* [Instruction]: Please copy the material from its first line through the line that contains "weather-header: ❄ ❅", swapping every "degree-symbol" for "degree-sign" and keeping everything else the same. Return only those lines.

* [Entries shown]:

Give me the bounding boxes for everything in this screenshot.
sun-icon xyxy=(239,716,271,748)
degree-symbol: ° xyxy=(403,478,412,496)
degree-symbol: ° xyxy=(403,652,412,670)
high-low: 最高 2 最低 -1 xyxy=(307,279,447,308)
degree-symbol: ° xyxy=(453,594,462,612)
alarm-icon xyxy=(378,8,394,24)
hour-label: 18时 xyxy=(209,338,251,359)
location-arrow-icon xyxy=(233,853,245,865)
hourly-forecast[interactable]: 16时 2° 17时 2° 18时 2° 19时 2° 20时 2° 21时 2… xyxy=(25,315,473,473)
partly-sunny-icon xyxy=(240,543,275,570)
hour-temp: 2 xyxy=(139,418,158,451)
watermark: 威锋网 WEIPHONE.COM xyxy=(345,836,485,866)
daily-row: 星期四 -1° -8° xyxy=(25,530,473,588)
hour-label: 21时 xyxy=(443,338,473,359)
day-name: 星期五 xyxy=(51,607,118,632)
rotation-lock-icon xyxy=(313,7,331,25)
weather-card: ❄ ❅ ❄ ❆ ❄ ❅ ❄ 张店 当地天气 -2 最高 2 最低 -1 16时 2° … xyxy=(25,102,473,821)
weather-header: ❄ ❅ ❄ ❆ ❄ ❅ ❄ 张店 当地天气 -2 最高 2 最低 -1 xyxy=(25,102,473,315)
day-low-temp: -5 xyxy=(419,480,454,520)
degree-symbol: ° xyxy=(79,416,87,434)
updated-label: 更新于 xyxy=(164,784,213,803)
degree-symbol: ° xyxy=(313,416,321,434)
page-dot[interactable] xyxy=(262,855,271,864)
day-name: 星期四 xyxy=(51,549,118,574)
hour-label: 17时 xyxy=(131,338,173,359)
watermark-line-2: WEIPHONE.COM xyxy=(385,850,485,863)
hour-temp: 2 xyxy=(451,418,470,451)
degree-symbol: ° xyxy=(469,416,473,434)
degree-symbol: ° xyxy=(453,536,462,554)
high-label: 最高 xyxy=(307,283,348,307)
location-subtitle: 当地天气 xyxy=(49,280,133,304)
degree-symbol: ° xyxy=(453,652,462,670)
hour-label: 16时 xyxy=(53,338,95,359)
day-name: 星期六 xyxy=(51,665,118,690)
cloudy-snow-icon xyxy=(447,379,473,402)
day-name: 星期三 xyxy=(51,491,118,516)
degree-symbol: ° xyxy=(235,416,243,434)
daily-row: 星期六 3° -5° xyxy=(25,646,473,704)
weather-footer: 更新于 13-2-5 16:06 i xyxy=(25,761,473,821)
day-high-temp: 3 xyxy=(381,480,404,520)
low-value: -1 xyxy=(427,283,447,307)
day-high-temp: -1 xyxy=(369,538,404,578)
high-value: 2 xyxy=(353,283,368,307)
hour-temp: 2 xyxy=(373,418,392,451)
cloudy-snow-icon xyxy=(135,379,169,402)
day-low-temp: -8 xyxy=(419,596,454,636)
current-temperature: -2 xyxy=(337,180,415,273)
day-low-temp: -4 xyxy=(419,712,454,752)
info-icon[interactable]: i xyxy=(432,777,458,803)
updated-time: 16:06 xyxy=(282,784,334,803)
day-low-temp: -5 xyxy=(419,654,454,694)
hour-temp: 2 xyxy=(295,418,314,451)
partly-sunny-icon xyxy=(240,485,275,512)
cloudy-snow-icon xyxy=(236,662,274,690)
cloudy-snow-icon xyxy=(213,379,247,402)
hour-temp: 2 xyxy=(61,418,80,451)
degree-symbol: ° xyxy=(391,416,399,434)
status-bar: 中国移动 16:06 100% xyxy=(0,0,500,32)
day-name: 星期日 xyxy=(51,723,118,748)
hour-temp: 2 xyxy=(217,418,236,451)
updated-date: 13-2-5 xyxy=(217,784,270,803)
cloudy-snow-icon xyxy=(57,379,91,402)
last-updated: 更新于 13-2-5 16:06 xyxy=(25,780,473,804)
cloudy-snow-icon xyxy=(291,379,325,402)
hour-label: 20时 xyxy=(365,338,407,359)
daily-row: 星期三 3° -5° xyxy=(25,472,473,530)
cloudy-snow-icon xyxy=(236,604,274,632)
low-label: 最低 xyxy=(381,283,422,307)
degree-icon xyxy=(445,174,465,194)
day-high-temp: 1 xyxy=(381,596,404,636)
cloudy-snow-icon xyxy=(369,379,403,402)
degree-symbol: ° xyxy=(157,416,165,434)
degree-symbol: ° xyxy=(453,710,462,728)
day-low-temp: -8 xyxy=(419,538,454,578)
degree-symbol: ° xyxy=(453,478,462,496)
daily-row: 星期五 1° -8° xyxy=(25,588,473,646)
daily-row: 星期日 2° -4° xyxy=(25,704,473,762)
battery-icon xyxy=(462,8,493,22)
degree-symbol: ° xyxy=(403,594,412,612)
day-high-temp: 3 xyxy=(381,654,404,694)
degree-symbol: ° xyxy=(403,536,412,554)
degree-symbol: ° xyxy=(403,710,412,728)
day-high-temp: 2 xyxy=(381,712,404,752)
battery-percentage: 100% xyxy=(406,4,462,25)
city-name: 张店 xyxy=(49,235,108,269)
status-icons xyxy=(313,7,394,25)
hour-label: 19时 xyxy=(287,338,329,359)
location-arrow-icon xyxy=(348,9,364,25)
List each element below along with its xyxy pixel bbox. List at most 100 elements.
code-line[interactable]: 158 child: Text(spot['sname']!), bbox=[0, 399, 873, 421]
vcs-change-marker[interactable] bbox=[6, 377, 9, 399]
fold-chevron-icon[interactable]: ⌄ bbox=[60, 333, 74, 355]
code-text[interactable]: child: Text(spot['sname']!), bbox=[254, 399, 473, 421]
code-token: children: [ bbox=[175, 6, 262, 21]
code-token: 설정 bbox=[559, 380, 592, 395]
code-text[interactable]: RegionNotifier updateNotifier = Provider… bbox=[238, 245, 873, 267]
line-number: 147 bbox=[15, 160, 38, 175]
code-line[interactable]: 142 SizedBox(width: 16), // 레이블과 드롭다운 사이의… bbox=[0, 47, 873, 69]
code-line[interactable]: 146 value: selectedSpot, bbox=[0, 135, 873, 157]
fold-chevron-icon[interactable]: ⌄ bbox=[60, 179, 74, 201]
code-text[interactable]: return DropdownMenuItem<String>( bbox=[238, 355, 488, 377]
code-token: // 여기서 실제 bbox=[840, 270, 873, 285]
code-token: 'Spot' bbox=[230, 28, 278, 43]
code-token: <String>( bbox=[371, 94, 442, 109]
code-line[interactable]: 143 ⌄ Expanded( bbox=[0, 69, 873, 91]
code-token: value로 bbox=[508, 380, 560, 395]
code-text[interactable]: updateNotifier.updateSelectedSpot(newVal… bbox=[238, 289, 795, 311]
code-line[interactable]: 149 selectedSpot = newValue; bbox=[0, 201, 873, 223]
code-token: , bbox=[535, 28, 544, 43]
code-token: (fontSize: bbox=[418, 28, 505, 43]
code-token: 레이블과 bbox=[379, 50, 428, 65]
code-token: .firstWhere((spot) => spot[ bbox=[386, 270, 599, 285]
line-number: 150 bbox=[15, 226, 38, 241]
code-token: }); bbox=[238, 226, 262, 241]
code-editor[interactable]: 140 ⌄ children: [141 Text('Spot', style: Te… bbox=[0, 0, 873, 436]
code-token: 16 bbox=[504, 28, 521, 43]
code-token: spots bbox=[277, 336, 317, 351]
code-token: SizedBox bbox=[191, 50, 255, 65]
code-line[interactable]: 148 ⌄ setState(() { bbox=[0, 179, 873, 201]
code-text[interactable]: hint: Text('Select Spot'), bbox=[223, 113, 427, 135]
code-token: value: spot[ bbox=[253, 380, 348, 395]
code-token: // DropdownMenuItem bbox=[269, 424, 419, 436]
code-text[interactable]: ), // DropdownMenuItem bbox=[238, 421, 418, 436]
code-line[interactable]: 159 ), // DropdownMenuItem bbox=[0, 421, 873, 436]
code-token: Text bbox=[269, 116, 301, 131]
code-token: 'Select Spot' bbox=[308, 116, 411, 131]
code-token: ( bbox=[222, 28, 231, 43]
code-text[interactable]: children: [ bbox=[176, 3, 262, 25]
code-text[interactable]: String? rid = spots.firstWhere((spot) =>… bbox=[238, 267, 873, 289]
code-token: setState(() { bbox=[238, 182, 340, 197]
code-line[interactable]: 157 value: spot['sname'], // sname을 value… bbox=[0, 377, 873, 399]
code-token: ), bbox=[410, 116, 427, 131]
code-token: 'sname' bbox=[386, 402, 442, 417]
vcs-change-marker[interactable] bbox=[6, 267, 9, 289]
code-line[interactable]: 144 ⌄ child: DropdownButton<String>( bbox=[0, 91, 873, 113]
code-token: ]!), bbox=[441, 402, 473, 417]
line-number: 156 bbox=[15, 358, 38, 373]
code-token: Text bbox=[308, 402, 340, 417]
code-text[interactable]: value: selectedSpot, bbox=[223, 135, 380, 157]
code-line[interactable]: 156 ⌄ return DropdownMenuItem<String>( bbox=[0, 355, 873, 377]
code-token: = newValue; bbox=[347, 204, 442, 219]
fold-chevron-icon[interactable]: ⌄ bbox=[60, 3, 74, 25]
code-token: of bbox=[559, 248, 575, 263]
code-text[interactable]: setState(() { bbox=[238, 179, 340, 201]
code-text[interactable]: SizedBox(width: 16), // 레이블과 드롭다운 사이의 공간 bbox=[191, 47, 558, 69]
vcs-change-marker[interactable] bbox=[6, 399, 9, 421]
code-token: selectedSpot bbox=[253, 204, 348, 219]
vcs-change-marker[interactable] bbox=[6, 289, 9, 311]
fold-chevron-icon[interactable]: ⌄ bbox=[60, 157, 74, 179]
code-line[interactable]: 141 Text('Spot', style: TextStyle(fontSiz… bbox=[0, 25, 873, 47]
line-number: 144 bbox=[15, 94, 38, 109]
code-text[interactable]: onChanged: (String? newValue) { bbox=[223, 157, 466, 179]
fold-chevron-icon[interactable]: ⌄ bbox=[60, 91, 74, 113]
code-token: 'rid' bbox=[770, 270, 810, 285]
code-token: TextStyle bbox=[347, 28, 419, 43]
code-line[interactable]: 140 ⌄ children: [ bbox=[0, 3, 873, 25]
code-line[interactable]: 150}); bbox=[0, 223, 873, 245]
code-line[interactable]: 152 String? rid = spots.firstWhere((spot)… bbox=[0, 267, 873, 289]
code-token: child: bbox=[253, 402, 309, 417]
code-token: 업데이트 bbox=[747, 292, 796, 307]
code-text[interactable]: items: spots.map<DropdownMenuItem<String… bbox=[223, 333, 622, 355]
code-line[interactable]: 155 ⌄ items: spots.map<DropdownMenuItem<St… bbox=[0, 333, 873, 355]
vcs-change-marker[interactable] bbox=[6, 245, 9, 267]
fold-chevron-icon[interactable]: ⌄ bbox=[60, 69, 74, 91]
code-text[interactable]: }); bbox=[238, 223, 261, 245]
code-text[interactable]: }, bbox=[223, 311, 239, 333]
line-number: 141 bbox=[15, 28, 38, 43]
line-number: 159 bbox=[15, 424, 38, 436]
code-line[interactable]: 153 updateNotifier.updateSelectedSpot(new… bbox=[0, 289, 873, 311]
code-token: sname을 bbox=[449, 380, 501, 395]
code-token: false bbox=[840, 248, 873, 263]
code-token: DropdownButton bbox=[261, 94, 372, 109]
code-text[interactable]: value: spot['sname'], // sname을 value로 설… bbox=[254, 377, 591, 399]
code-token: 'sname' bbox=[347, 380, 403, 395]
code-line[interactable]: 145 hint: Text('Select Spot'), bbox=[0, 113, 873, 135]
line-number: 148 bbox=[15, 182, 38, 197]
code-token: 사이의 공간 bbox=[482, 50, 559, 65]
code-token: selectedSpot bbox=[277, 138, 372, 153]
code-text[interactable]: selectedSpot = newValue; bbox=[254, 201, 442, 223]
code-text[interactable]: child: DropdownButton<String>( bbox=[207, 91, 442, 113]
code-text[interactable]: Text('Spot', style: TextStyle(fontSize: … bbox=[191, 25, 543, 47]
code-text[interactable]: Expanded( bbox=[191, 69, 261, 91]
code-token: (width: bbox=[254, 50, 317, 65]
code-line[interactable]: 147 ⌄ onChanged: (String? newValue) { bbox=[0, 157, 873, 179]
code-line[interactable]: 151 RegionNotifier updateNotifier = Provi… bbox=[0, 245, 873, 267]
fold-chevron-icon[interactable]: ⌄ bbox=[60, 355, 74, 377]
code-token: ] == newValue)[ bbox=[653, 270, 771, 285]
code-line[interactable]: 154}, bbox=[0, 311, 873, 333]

* [Right answer]:
Give me the bounding boxes for everything in this screenshot.
sun-icon xyxy=(239,716,271,748)
degree-sign: ° xyxy=(403,478,412,496)
degree-sign: ° xyxy=(403,652,412,670)
high-low: 最高 2 最低 -1 xyxy=(307,279,447,308)
degree-sign: ° xyxy=(453,594,462,612)
alarm-icon xyxy=(378,8,394,24)
hour-label: 18时 xyxy=(209,338,251,359)
location-arrow-icon xyxy=(233,853,245,865)
hourly-forecast[interactable]: 16时 2° 17时 2° 18时 2° 19时 2° 20时 2° 21时 2… xyxy=(25,315,473,473)
partly-sunny-icon xyxy=(240,543,275,570)
hour-temp: 2 xyxy=(139,418,158,451)
watermark: 威锋网 WEIPHONE.COM xyxy=(345,836,485,866)
daily-row: 星期四 -1° -8° xyxy=(25,530,473,588)
hour-label: 21时 xyxy=(443,338,473,359)
day-name: 星期五 xyxy=(51,607,118,632)
rotation-lock-icon xyxy=(313,7,331,25)
weather-card: ❄ ❅ ❄ ❆ ❄ ❅ ❄ 张店 当地天气 -2 最高 2 最低 -1 16时 2° … xyxy=(25,102,473,821)
weather-header: ❄ ❅ ❄ ❆ ❄ ❅ ❄ 张店 当地天气 -2 最高 2 最低 -1 xyxy=(25,102,473,315)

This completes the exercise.